**Problem description**
Extract each line of the records below that contains the word "name".

[Data tied to figure images]

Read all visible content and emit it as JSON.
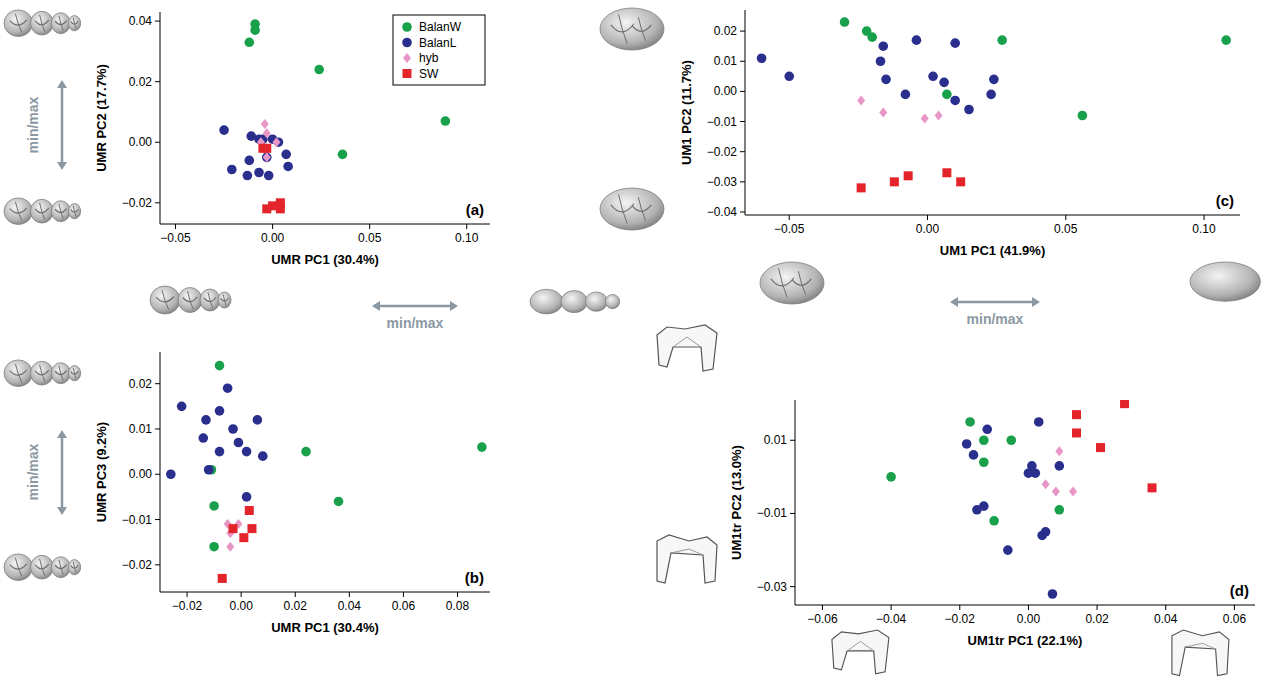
{
  "chart_data": [
    {
      "type": "scatter",
      "title": "(a)",
      "x_label": "UMR PC1 (30.4%)",
      "y_label": "UMR PC2 (17.7%)",
      "xlim": [
        -0.058,
        0.112
      ],
      "ylim": [
        -0.027,
        0.043
      ],
      "xticks": [
        {
          "value": -0.05,
          "label": "−0.05"
        },
        {
          "value": 0,
          "label": "0.00"
        },
        {
          "value": 0.05,
          "label": "0.05"
        },
        {
          "value": 0.1,
          "label": "0.10"
        }
      ],
      "yticks": [
        {
          "value": -0.02,
          "label": "−0.02"
        },
        {
          "value": 0,
          "label": "0.00"
        },
        {
          "value": 0.02,
          "label": "0.02"
        },
        {
          "value": 0.04,
          "label": "0.04"
        }
      ],
      "legend": "top-right",
      "annotations": [
        "min/max",
        "min/max"
      ],
      "series": [
        {
          "name": "BalanW",
          "color": "#19a04b",
          "marker": "circle",
          "x": [
            -0.009,
            -0.009,
            -0.012,
            0.024,
            0.089,
            0.036
          ],
          "values": [
            0.039,
            0.037,
            0.033,
            0.024,
            0.007,
            -0.004
          ]
        },
        {
          "name": "BalanL",
          "color": "#2a2f8e",
          "marker": "circle",
          "x": [
            -0.025,
            -0.021,
            -0.013,
            -0.012,
            -0.011,
            -0.007,
            -0.005,
            -0.003,
            0.0,
            0.003,
            0.007,
            0.008,
            -0.002,
            -0.007
          ],
          "values": [
            0.004,
            -0.009,
            -0.011,
            -0.006,
            0.002,
            -0.01,
            0.001,
            -0.005,
            0.001,
            0.0,
            -0.004,
            -0.008,
            -0.011,
            0.001
          ]
        },
        {
          "name": "hyb",
          "color": "#e896c6",
          "marker": "diamond",
          "x": [
            -0.004,
            -0.003,
            -0.003,
            -0.006,
            0.002
          ],
          "values": [
            0.006,
            0.003,
            -0.005,
            0.0,
            0.0
          ]
        },
        {
          "name": "SW",
          "color": "#e3242b",
          "marker": "square",
          "x": [
            -0.005,
            -0.003,
            0.0,
            -0.003,
            0.004,
            0.004
          ],
          "values": [
            -0.002,
            -0.002,
            -0.021,
            -0.022,
            -0.02,
            -0.022
          ]
        }
      ]
    },
    {
      "type": "scatter",
      "title": "(b)",
      "x_label": "UMR PC1 (30.4%)",
      "y_label": "UMR PC3 (9.2%)",
      "xlim": [
        -0.03,
        0.092
      ],
      "ylim": [
        -0.026,
        0.027
      ],
      "xticks": [
        {
          "value": -0.02,
          "label": "−0.02"
        },
        {
          "value": 0,
          "label": "0.00"
        },
        {
          "value": 0.02,
          "label": "0.02"
        },
        {
          "value": 0.04,
          "label": "0.04"
        },
        {
          "value": 0.06,
          "label": "0.06"
        },
        {
          "value": 0.08,
          "label": "0.08"
        }
      ],
      "yticks": [
        {
          "value": -0.02,
          "label": "−0.02"
        },
        {
          "value": -0.01,
          "label": "−0.01"
        },
        {
          "value": 0,
          "label": "0.00"
        },
        {
          "value": 0.01,
          "label": "0.01"
        },
        {
          "value": 0.02,
          "label": "0.02"
        }
      ],
      "annotations": [
        "min/max"
      ],
      "series": [
        {
          "color": "#19a04b",
          "marker": "circle",
          "x": [
            -0.008,
            -0.011,
            -0.01,
            -0.01,
            0.024,
            0.036,
            0.089
          ],
          "values": [
            0.024,
            0.001,
            -0.007,
            -0.016,
            0.005,
            -0.006,
            0.006
          ]
        },
        {
          "color": "#2a2f8e",
          "marker": "circle",
          "x": [
            -0.026,
            -0.022,
            -0.014,
            -0.013,
            -0.012,
            -0.008,
            -0.008,
            -0.005,
            -0.003,
            0.002,
            0.006,
            0.008,
            0.002,
            -0.001
          ],
          "values": [
            0.0,
            0.015,
            0.008,
            0.012,
            0.001,
            0.014,
            0.005,
            0.019,
            0.01,
            0.005,
            0.012,
            0.004,
            -0.005,
            0.007
          ]
        },
        {
          "color": "#e896c6",
          "marker": "diamond",
          "x": [
            -0.004,
            -0.001,
            -0.004,
            -0.005
          ],
          "values": [
            -0.013,
            -0.011,
            -0.016,
            -0.011
          ]
        },
        {
          "color": "#e3242b",
          "marker": "square",
          "x": [
            -0.003,
            0.003,
            0.004,
            0.001,
            -0.007
          ],
          "values": [
            -0.012,
            -0.008,
            -0.012,
            -0.014,
            -0.023
          ]
        }
      ]
    },
    {
      "type": "scatter",
      "title": "(c)",
      "x_label": "UM1 PC1 (41.9%)",
      "y_label": "UM1 PC2 (11.7%)",
      "xlim": [
        -0.066,
        0.113
      ],
      "ylim": [
        -0.041,
        0.027
      ],
      "xticks": [
        {
          "value": -0.05,
          "label": "−0.05"
        },
        {
          "value": 0,
          "label": "0.00"
        },
        {
          "value": 0.05,
          "label": "0.05"
        },
        {
          "value": 0.1,
          "label": "0.10"
        }
      ],
      "yticks": [
        {
          "value": -0.04,
          "label": "−0.04"
        },
        {
          "value": -0.03,
          "label": "−0.03"
        },
        {
          "value": -0.02,
          "label": "−0.02"
        },
        {
          "value": -0.01,
          "label": "−0.01"
        },
        {
          "value": 0,
          "label": "0.00"
        },
        {
          "value": 0.01,
          "label": "0.01"
        },
        {
          "value": 0.02,
          "label": "0.02"
        }
      ],
      "annotations": [
        "min/max"
      ],
      "series": [
        {
          "color": "#19a04b",
          "marker": "circle",
          "x": [
            -0.03,
            -0.022,
            -0.02,
            0.027,
            0.108,
            0.056,
            0.007
          ],
          "values": [
            0.023,
            0.02,
            0.018,
            0.017,
            0.017,
            -0.008,
            -0.001
          ]
        },
        {
          "color": "#2a2f8e",
          "marker": "circle",
          "x": [
            -0.06,
            -0.05,
            -0.016,
            -0.017,
            -0.015,
            -0.004,
            -0.008,
            0.002,
            0.006,
            0.01,
            0.01,
            0.015,
            0.024,
            0.023
          ],
          "values": [
            0.011,
            0.005,
            0.015,
            0.01,
            0.004,
            0.017,
            -0.001,
            0.005,
            0.003,
            0.016,
            -0.003,
            -0.006,
            0.004,
            -0.001
          ]
        },
        {
          "color": "#e896c6",
          "marker": "diamond",
          "x": [
            -0.024,
            -0.016,
            -0.001,
            0.004
          ],
          "values": [
            -0.003,
            -0.007,
            -0.009,
            -0.008
          ]
        },
        {
          "color": "#e3242b",
          "marker": "square",
          "x": [
            -0.024,
            -0.012,
            -0.007,
            0.007,
            0.012
          ],
          "values": [
            -0.032,
            -0.03,
            -0.028,
            -0.027,
            -0.03
          ]
        }
      ]
    },
    {
      "type": "scatter",
      "title": "(d)",
      "x_label": "UM1tr PC1 (22.1%)",
      "y_label": "UM1tr PC2 (13.0%)",
      "xlim": [
        -0.068,
        0.066
      ],
      "ylim": [
        -0.035,
        0.021
      ],
      "xticks": [
        {
          "value": -0.06,
          "label": "−0.06"
        },
        {
          "value": -0.04,
          "label": "−0.04"
        },
        {
          "value": -0.02,
          "label": "−0.02"
        },
        {
          "value": 0,
          "label": "0.00"
        },
        {
          "value": 0.02,
          "label": "0.02"
        },
        {
          "value": 0.04,
          "label": "0.04"
        },
        {
          "value": 0.06,
          "label": "0.06"
        }
      ],
      "yticks": [
        {
          "value": -0.03,
          "label": "−0.03"
        },
        {
          "value": -0.01,
          "label": "−0.01"
        },
        {
          "value": 0.01,
          "label": "0.01"
        }
      ],
      "series": [
        {
          "color": "#19a04b",
          "marker": "circle",
          "x": [
            -0.04,
            -0.017,
            -0.013,
            -0.013,
            -0.005,
            -0.01,
            0.009
          ],
          "values": [
            0.0,
            0.015,
            0.01,
            0.004,
            0.01,
            -0.012,
            -0.009
          ]
        },
        {
          "color": "#2a2f8e",
          "marker": "circle",
          "x": [
            -0.018,
            -0.016,
            -0.012,
            -0.015,
            -0.013,
            -0.006,
            0.0,
            0.001,
            0.002,
            0.003,
            0.004,
            0.005,
            0.009,
            0.007
          ],
          "values": [
            0.009,
            0.006,
            0.013,
            -0.009,
            -0.008,
            -0.02,
            0.001,
            0.003,
            0.001,
            0.015,
            -0.016,
            -0.015,
            0.003,
            -0.032
          ]
        },
        {
          "color": "#e896c6",
          "marker": "diamond",
          "x": [
            0.009,
            0.005,
            0.008,
            0.013
          ],
          "values": [
            0.007,
            -0.002,
            -0.004,
            -0.004
          ]
        },
        {
          "color": "#e3242b",
          "marker": "square",
          "x": [
            0.014,
            0.014,
            0.021,
            0.028,
            0.036
          ],
          "values": [
            0.017,
            0.012,
            0.008,
            0.02,
            -0.003
          ]
        }
      ]
    }
  ]
}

**Answer for this exercise**
          "name": "BalanW",
          "name": "BalanL",
          "name": "hyb",
          "name": "SW",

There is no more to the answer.